What is expected -> Return each item below verbatim, line for line, omitting the pictures.

Material provided ->
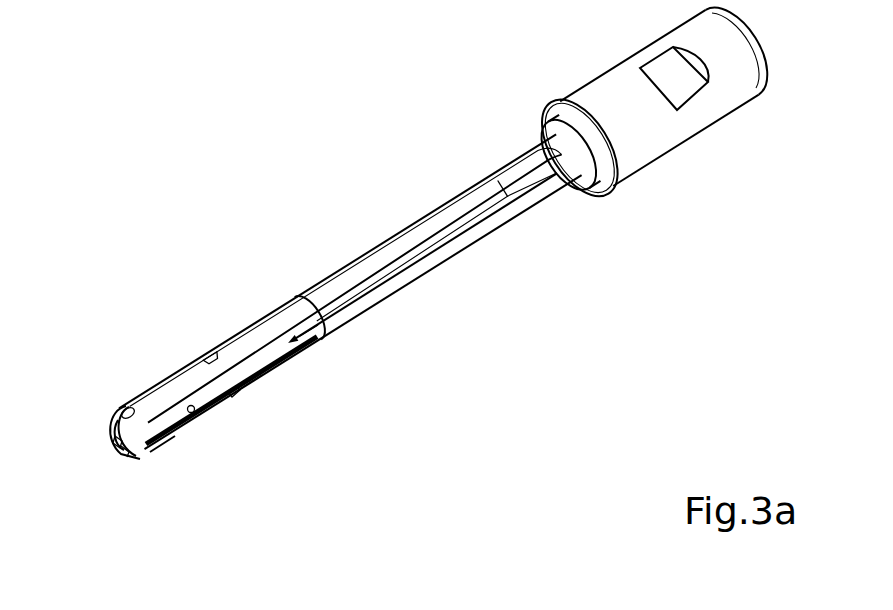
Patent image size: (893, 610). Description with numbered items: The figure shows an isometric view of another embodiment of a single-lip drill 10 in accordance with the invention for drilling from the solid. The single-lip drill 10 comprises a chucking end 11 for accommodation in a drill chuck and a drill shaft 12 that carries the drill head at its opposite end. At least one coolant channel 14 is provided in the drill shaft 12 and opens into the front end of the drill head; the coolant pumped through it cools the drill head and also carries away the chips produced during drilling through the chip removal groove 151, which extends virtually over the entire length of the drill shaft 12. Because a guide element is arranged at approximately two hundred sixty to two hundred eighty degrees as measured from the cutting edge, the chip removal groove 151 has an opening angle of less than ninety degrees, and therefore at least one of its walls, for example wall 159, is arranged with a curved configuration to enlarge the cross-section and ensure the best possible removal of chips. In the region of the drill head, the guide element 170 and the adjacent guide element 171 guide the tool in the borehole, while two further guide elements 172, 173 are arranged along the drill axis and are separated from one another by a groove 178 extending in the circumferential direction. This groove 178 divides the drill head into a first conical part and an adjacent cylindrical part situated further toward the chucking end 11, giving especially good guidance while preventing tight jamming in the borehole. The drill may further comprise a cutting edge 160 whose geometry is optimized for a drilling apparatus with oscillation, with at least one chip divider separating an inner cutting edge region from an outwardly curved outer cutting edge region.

The single-lip drill 10 is at (452, 165).
The chucking end 11 is at (620, 85).
The drill shaft 12 is at (425, 218).
The coolant channel 14 is at (123, 430).
The chip removal groove 151 is at (313, 328).
The wall 159 is at (115, 417).
The cutting edge 160 is at (135, 457).
The guide element 170 is at (282, 310).
The guide element 171 is at (195, 415).
The guide element 172 is at (162, 443).
The guide element 173 is at (250, 383).
The groove 178 is at (212, 353).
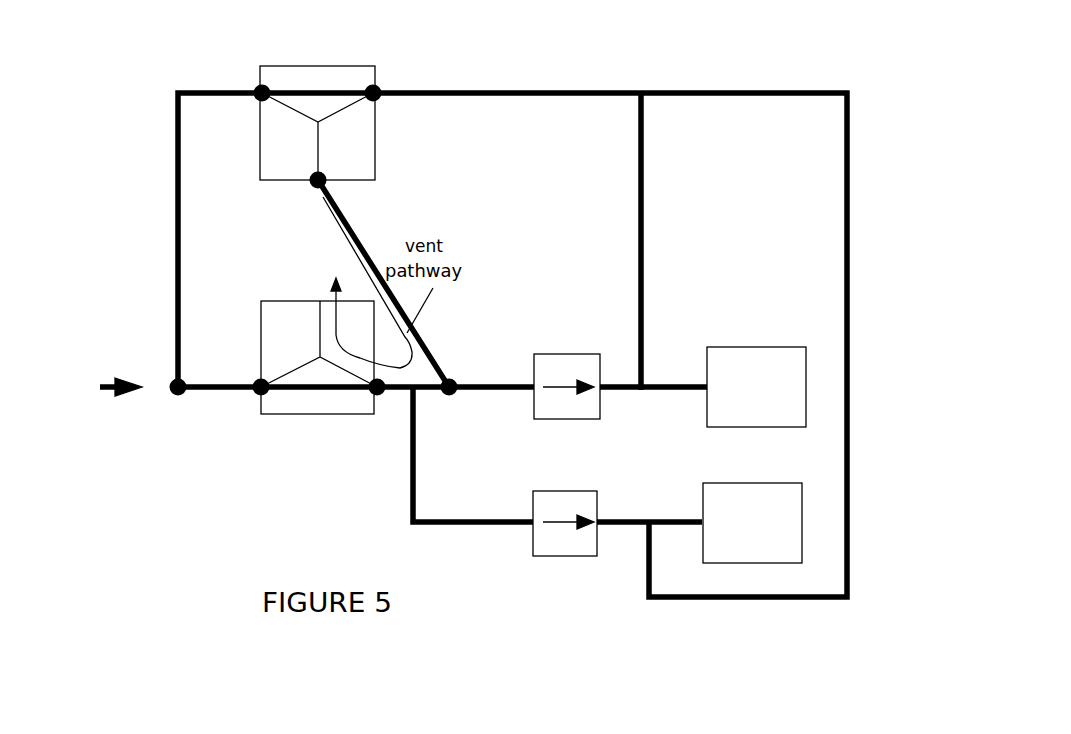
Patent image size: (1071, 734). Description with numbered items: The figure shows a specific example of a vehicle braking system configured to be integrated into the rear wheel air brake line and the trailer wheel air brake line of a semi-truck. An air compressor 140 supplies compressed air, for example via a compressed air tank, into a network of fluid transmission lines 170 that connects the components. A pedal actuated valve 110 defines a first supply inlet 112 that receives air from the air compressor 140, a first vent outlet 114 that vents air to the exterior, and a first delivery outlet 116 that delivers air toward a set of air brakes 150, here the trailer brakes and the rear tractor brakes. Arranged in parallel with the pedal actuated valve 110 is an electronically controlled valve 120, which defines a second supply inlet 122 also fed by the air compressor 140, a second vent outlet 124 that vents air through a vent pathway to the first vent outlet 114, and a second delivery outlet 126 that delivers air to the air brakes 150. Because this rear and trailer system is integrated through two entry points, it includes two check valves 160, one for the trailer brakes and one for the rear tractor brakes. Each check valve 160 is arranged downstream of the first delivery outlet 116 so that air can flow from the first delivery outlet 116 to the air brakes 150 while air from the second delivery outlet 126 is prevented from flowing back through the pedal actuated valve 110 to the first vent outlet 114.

The pedal actuated valve 110 is at (315, 413).
The first supply inlet 112 is at (258, 389).
The first vent outlet 114 is at (320, 301).
The first delivery outlet 116 is at (380, 413).
The electronically controlled valve 120 is at (307, 65).
The second supply inlet 122 is at (257, 87).
The second vent outlet 124 is at (312, 190).
The second delivery outlet 126 is at (423, 61).
The air compressor 140 is at (74, 363).
The air brakes 150 is at (805, 388).
The check valve 160 is at (583, 556).
The fluid transmission lines 170 is at (175, 325).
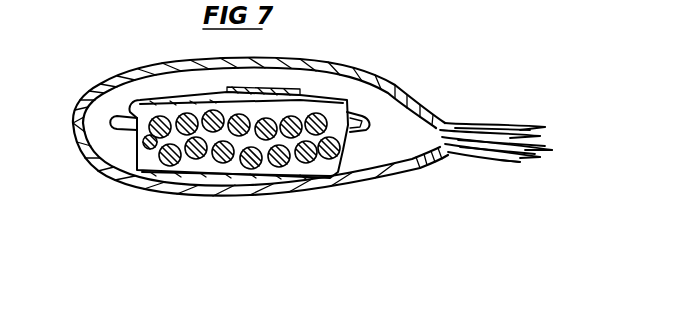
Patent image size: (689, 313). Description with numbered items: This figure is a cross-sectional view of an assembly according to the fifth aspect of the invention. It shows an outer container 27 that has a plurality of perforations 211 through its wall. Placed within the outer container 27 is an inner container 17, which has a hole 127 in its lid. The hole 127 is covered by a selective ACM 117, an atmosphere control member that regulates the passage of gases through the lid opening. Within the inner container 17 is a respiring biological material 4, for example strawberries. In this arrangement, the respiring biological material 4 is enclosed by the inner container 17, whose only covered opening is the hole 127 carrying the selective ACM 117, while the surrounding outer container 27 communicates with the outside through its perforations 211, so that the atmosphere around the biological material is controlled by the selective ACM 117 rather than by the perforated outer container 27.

The inner container 17 is at (250, 143).
The selective ACM 117 is at (300, 87).
The hole 127 is at (365, 112).
The respiring biological material 4 is at (237, 190).
The outer container 27 is at (420, 167).
The perforations 211 is at (192, 62).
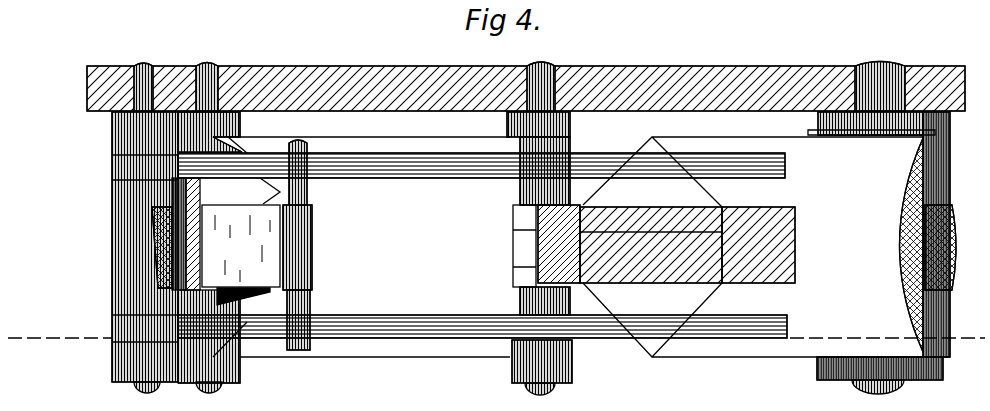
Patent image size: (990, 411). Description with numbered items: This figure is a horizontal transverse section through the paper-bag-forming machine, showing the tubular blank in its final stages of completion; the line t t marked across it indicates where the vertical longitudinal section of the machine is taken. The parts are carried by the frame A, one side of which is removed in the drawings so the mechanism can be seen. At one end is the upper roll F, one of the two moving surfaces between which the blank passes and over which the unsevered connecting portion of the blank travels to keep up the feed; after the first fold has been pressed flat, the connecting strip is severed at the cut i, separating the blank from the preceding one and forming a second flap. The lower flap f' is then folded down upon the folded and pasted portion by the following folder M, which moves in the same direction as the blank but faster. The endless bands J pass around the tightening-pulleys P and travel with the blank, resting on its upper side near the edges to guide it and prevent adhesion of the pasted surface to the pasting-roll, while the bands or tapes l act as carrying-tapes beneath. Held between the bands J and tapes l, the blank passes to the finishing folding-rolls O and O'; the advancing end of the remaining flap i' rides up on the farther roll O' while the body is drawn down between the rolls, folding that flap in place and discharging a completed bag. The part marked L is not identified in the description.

Task result ->
Patent image size: (893, 610). Description with numbered items: The figure shows an isometric view of another embodiment of a single-lip drill 10 in accordance with the invention for drilling from the solid. The single-lip drill 10 comprises a chucking end 11 for accommodation in a drill chuck and a drill shaft 12 that carries the drill head at its opposite end. At least one coolant channel 14 is provided in the drill shaft 12 and opens into the front end of the drill head; the coolant pumped through it cools the drill head and also carries away the chips produced during drilling through the chip removal groove 151, which extends virtually over the entire length of the drill shaft 12. Because a guide element is arranged at approximately two hundred sixty to two hundred eighty degrees as measured from the cutting edge, the chip removal groove 151 has an opening angle of less than ninety degrees, and therefore at least one of its walls, for example wall 159, is arranged with a curved configuration to enlarge the cross-section and ensure the best possible removal of chips. In the region of the drill head, the guide element 170 and the adjacent guide element 171 guide the tool in the borehole, while two further guide elements 172, 173 are arranged along the drill axis and are separated from one another by a groove 178 extending in the circumferential direction. This groove 178 divides the drill head into a first conical part and an adjacent cylindrical part situated further toward the chucking end 11, giving especially good guidance while preventing tight jamming in the borehole. The drill may further comprise a cutting edge 160 whose geometry is optimized for a drilling apparatus with oscillation, with at least one chip divider separating an inner cutting edge region from an outwardly curved outer cutting edge region.

The single-lip drill 10 is at (452, 165).
The chucking end 11 is at (620, 85).
The drill shaft 12 is at (425, 218).
The coolant channel 14 is at (123, 430).
The chip removal groove 151 is at (313, 328).
The wall 159 is at (115, 417).
The cutting edge 160 is at (135, 457).
The guide element 170 is at (282, 310).
The guide element 171 is at (195, 415).
The guide element 172 is at (162, 443).
The guide element 173 is at (250, 383).
The groove 178 is at (212, 353).
Patent image size: (1071, 734). Description with numbered items: The figure shows a specific example of a vehicle braking system configured to be integrated into the rear wheel air brake line and the trailer wheel air brake line of a semi-truck. An air compressor 140 supplies compressed air, for example via a compressed air tank, into a network of fluid transmission lines 170 that connects the components. A pedal actuated valve 110 defines a first supply inlet 112 that receives air from the air compressor 140, a first vent outlet 114 that vents air to the exterior, and a first delivery outlet 116 that delivers air toward a set of air brakes 150, here the trailer brakes and the rear tractor brakes. Arranged in parallel with the pedal actuated valve 110 is an electronically controlled valve 120, which defines a second supply inlet 122 also fed by the air compressor 140, a second vent outlet 124 that vents air through a vent pathway to the first vent outlet 114, and a second delivery outlet 126 that delivers air to the air brakes 150. Because this rear and trailer system is integrated through two entry points, it includes two check valves 160, one for the trailer brakes and one for the rear tractor brakes. Each check valve 160 is arranged downstream of the first delivery outlet 116 so that air can flow from the first delivery outlet 116 to the air brakes 150 while air from the second delivery outlet 126 is prevented from flowing back through the pedal actuated valve 110 to the first vent outlet 114.

The pedal actuated valve 110 is at (315, 413).
The first supply inlet 112 is at (258, 389).
The first vent outlet 114 is at (320, 301).
The first delivery outlet 116 is at (380, 413).
The electronically controlled valve 120 is at (307, 65).
The second supply inlet 122 is at (257, 87).
The second vent outlet 124 is at (312, 190).
The second delivery outlet 126 is at (423, 61).
The air compressor 140 is at (74, 363).
The air brakes 150 is at (805, 388).
The check valve 160 is at (583, 556).
The fluid transmission lines 170 is at (175, 325).
Patent image size: (689, 313). Description with numbered items: This figure is a cross-sectional view of an assembly according to the fifth aspect of the invention. It shows an outer container 27 that has a plurality of perforations 211 through its wall. Placed within the outer container 27 is an inner container 17, which has a hole 127 in its lid. The hole 127 is covered by a selective ACM 117, an atmosphere control member that regulates the passage of gases through the lid opening. Within the inner container 17 is a respiring biological material 4, for example strawberries. In this arrangement, the respiring biological material 4 is enclosed by the inner container 17, whose only covered opening is the hole 127 carrying the selective ACM 117, while the surrounding outer container 27 communicates with the outside through its perforations 211, so that the atmosphere around the biological material is controlled by the selective ACM 117 rather than by the perforated outer container 27.

The inner container 17 is at (250, 143).
The selective ACM 117 is at (300, 87).
The hole 127 is at (365, 112).
The respiring biological material 4 is at (237, 190).
The outer container 27 is at (420, 167).
The perforations 211 is at (192, 62).
Patent image size: (990, 411). Description with numbered items: This figure is a horizontal transverse section through the paper-bag-forming machine, showing the tubular blank in its final stages of completion; the line t t marked across it indicates where the vertical longitudinal section of the machine is taken. The parts are carried by the frame A, one side of which is removed in the drawings so the mechanism can be seen. At one end is the upper roll F, one of the two moving surfaces between which the blank passes and over which the unsevered connecting portion of the blank travels to keep up the feed; after the first fold has been pressed flat, the connecting strip is severed at the cut i, separating the blank from the preceding one and forming a second flap. The lower flap f' is then folded down upon the folded and pasted portion by the following folder M, which moves in the same direction as the blank but faster. The endless bands J pass around the tightening-pulleys P and travel with the blank, resting on its upper side near the edges to guide it and prevent adhesion of the pasted surface to the pasting-roll, while the bands or tapes l act as carrying-tapes beneath. Held between the bands J and tapes l, the blank passes to the finishing folding-rolls O and O'; the advancing end of the remaining flap i' rides up on the farther roll O' while the body is drawn down between the rolls, folding that flap in place and discharging a completed bag. The part marked L is not identified in the description.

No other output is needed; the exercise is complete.